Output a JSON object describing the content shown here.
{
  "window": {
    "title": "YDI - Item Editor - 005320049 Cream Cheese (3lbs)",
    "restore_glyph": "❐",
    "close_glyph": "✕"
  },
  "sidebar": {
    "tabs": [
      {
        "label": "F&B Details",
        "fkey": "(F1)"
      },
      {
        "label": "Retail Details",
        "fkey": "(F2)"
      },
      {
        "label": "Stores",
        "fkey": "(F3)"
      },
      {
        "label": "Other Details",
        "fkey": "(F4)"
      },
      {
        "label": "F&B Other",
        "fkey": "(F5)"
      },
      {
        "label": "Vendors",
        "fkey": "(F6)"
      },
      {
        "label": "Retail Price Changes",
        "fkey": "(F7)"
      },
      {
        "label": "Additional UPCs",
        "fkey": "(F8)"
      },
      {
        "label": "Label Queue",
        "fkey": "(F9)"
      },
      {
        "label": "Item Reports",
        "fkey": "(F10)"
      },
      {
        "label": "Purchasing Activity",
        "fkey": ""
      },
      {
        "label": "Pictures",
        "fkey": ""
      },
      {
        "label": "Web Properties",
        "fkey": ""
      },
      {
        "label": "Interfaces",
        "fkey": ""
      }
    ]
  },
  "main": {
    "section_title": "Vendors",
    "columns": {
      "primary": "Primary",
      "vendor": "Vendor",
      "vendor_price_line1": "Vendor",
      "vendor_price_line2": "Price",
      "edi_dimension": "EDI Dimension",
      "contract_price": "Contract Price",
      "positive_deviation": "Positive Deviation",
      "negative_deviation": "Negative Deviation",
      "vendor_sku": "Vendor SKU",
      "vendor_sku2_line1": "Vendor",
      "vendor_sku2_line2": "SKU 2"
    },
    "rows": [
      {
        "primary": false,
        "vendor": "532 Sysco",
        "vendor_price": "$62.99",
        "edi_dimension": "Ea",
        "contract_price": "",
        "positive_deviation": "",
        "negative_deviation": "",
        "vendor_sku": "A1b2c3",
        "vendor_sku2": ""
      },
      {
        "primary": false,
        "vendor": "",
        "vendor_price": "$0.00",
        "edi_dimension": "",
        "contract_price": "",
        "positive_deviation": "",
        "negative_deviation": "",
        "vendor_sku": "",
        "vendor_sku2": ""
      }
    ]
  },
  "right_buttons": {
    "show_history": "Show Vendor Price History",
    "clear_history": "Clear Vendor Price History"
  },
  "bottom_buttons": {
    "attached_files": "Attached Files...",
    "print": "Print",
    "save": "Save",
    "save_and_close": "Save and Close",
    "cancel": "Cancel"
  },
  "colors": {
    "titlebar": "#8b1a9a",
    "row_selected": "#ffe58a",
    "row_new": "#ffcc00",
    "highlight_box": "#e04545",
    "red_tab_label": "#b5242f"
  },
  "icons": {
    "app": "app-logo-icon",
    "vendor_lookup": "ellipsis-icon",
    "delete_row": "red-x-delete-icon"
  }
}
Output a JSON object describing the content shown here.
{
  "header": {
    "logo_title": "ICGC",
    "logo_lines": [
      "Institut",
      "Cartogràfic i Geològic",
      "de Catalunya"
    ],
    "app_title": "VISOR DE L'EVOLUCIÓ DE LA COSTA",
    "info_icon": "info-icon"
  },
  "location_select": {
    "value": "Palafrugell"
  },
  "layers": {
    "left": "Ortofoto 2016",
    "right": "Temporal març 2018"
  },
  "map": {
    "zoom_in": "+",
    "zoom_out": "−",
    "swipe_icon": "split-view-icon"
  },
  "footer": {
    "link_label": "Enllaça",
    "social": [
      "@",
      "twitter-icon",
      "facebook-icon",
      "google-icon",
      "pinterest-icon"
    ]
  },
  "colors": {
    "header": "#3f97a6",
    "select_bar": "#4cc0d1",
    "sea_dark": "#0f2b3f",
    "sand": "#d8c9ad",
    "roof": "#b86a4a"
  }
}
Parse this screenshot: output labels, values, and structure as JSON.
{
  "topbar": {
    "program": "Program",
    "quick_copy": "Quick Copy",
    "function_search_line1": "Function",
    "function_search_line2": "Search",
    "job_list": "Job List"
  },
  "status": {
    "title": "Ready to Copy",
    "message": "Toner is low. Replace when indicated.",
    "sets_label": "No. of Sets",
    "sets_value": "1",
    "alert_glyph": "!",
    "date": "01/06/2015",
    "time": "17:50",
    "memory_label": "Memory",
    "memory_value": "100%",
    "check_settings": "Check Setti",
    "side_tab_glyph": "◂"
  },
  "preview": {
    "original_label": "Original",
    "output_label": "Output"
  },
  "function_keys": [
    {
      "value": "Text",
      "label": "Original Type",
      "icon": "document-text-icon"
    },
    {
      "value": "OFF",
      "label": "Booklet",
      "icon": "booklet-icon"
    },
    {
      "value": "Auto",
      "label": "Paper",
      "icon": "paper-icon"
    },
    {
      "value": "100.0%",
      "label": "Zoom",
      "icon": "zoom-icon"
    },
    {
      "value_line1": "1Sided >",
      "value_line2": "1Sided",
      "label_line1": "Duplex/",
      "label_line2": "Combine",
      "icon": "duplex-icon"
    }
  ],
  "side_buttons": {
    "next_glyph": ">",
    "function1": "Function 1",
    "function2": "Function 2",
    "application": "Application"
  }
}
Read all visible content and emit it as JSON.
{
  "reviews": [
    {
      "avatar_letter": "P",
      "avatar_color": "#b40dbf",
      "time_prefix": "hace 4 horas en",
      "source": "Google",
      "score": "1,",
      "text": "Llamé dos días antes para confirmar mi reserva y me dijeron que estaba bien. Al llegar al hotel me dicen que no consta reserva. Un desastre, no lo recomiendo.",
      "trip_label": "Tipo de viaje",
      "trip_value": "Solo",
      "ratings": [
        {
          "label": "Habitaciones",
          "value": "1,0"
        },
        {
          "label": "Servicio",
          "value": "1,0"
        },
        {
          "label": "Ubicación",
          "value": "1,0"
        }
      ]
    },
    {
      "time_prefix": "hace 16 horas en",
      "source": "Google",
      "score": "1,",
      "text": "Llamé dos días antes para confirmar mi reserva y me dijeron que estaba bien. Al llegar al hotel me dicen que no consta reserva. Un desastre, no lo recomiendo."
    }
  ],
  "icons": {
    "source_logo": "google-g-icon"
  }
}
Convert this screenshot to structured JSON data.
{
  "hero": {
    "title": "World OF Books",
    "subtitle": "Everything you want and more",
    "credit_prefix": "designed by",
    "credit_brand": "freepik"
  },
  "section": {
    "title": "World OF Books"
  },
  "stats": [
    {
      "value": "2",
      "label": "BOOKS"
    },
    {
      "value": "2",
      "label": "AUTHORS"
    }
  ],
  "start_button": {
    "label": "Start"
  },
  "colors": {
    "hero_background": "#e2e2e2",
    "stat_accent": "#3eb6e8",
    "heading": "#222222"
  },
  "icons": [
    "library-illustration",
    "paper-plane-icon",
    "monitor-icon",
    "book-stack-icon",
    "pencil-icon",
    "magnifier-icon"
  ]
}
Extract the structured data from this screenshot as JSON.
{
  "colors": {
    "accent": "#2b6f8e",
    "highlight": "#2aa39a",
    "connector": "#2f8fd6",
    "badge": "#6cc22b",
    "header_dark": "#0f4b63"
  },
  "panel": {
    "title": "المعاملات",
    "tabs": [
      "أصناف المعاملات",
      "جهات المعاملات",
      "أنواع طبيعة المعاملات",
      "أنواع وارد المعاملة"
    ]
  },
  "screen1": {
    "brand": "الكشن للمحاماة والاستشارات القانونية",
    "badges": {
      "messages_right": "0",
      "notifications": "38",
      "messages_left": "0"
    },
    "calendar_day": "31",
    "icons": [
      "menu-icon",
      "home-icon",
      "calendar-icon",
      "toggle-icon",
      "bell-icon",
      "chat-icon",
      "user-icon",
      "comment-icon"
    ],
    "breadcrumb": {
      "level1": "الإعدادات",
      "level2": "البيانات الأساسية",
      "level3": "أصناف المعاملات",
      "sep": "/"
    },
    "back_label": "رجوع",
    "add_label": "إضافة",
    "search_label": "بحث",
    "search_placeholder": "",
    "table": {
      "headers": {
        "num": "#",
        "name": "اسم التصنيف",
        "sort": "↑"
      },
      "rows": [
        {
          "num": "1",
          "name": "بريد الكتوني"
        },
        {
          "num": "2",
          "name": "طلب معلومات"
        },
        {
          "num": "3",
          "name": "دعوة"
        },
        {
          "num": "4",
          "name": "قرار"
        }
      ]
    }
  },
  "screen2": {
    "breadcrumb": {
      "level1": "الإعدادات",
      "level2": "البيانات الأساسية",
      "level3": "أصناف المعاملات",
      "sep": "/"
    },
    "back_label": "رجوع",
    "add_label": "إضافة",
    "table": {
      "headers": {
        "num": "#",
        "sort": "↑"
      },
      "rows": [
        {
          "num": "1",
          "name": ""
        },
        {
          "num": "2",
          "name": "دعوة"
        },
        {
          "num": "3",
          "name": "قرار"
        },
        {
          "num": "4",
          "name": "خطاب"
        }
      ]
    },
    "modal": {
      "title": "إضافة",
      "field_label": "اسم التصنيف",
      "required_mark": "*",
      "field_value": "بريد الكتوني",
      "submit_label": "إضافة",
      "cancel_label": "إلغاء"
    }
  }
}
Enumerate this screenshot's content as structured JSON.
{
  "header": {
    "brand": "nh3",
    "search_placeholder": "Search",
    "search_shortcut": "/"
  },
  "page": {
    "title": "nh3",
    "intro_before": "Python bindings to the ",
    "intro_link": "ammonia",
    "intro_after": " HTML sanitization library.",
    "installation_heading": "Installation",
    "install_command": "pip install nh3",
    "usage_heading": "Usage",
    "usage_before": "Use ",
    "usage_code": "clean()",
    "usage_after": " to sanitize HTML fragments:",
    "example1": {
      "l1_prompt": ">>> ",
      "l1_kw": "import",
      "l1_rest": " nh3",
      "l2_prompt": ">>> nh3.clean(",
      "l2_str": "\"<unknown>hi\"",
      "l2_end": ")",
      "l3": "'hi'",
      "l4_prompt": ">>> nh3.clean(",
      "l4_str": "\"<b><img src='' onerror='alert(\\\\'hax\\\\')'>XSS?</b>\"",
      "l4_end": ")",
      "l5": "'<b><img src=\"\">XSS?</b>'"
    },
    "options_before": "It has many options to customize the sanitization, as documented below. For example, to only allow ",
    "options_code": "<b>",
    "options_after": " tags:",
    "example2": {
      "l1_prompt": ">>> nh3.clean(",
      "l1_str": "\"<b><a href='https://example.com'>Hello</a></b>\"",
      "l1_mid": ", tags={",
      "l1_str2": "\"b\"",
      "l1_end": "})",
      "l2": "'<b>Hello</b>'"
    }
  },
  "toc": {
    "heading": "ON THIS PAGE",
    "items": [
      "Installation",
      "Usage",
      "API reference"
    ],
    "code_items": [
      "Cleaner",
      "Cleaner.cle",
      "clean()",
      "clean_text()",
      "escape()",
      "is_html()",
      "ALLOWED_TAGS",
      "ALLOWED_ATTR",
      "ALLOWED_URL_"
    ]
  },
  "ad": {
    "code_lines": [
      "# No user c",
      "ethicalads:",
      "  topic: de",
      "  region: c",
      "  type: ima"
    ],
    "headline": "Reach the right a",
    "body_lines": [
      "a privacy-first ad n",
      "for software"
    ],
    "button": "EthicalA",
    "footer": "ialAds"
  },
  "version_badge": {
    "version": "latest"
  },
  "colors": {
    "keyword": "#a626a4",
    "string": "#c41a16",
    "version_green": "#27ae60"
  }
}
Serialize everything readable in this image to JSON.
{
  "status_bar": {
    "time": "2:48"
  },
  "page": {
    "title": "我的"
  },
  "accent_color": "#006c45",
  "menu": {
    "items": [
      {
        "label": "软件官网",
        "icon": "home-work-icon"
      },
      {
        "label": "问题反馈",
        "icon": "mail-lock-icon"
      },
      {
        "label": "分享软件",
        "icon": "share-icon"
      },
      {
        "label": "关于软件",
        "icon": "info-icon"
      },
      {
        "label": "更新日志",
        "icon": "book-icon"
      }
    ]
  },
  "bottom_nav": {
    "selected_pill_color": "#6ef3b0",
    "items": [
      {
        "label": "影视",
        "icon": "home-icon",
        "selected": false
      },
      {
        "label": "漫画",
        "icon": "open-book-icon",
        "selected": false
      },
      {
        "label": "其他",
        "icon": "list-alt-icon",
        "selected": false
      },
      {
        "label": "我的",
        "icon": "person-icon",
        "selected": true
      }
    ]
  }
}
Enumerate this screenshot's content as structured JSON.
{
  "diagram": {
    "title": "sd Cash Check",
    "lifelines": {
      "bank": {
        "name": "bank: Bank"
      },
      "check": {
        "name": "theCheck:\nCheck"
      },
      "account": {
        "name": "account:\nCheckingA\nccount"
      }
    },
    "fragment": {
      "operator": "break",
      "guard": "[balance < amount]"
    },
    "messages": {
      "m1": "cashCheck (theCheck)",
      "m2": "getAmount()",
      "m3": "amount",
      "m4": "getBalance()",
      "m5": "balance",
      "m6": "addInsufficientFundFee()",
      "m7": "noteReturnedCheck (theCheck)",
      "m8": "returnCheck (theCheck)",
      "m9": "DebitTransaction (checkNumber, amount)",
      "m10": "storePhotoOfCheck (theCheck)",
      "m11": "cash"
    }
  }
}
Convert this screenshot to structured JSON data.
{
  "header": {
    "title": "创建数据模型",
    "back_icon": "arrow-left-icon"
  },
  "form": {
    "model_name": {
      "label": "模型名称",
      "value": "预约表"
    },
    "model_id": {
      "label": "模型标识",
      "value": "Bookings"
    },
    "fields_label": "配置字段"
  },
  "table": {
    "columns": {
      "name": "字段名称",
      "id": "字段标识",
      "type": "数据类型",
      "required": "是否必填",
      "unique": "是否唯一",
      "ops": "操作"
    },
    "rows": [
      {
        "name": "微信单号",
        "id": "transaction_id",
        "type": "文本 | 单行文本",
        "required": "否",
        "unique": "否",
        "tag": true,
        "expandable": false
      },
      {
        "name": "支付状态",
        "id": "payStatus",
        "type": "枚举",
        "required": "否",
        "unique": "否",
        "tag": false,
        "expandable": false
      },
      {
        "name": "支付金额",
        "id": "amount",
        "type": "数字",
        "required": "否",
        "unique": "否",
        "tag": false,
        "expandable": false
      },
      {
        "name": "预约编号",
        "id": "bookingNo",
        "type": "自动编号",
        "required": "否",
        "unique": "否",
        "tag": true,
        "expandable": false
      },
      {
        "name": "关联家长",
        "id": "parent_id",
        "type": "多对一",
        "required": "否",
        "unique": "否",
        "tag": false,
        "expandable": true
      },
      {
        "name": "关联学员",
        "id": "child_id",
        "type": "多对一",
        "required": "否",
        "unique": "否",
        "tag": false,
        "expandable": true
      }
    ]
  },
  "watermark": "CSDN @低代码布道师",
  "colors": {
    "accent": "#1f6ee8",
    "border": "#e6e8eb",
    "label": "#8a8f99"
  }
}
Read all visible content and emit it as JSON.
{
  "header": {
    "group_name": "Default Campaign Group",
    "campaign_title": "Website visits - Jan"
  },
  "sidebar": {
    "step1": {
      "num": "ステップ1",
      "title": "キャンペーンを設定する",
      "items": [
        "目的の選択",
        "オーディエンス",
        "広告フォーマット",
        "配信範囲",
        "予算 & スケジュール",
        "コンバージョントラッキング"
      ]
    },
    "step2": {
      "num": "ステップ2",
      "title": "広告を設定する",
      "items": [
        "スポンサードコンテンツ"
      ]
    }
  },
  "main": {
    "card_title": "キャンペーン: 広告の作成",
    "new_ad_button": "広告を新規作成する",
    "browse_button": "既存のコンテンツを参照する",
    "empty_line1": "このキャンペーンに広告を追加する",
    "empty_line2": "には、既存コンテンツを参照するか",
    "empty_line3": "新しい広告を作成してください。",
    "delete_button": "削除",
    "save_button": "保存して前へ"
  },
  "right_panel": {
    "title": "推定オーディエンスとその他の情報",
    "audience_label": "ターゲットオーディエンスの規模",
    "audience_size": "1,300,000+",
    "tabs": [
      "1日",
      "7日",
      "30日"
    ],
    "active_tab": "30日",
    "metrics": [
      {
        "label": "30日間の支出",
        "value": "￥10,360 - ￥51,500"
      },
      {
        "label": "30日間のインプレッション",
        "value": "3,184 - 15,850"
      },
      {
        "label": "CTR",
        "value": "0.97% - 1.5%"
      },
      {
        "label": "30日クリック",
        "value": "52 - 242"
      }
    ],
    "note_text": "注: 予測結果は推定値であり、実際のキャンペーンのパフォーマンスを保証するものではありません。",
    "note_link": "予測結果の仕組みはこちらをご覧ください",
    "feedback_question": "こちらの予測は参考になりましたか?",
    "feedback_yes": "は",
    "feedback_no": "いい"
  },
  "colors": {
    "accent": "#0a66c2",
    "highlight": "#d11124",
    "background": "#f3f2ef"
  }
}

• _Work instructions_:
Select the lines from the entries that include the word "Installation".

• _Finished task_:
    "installation_heading": "Installation",
      "Installation",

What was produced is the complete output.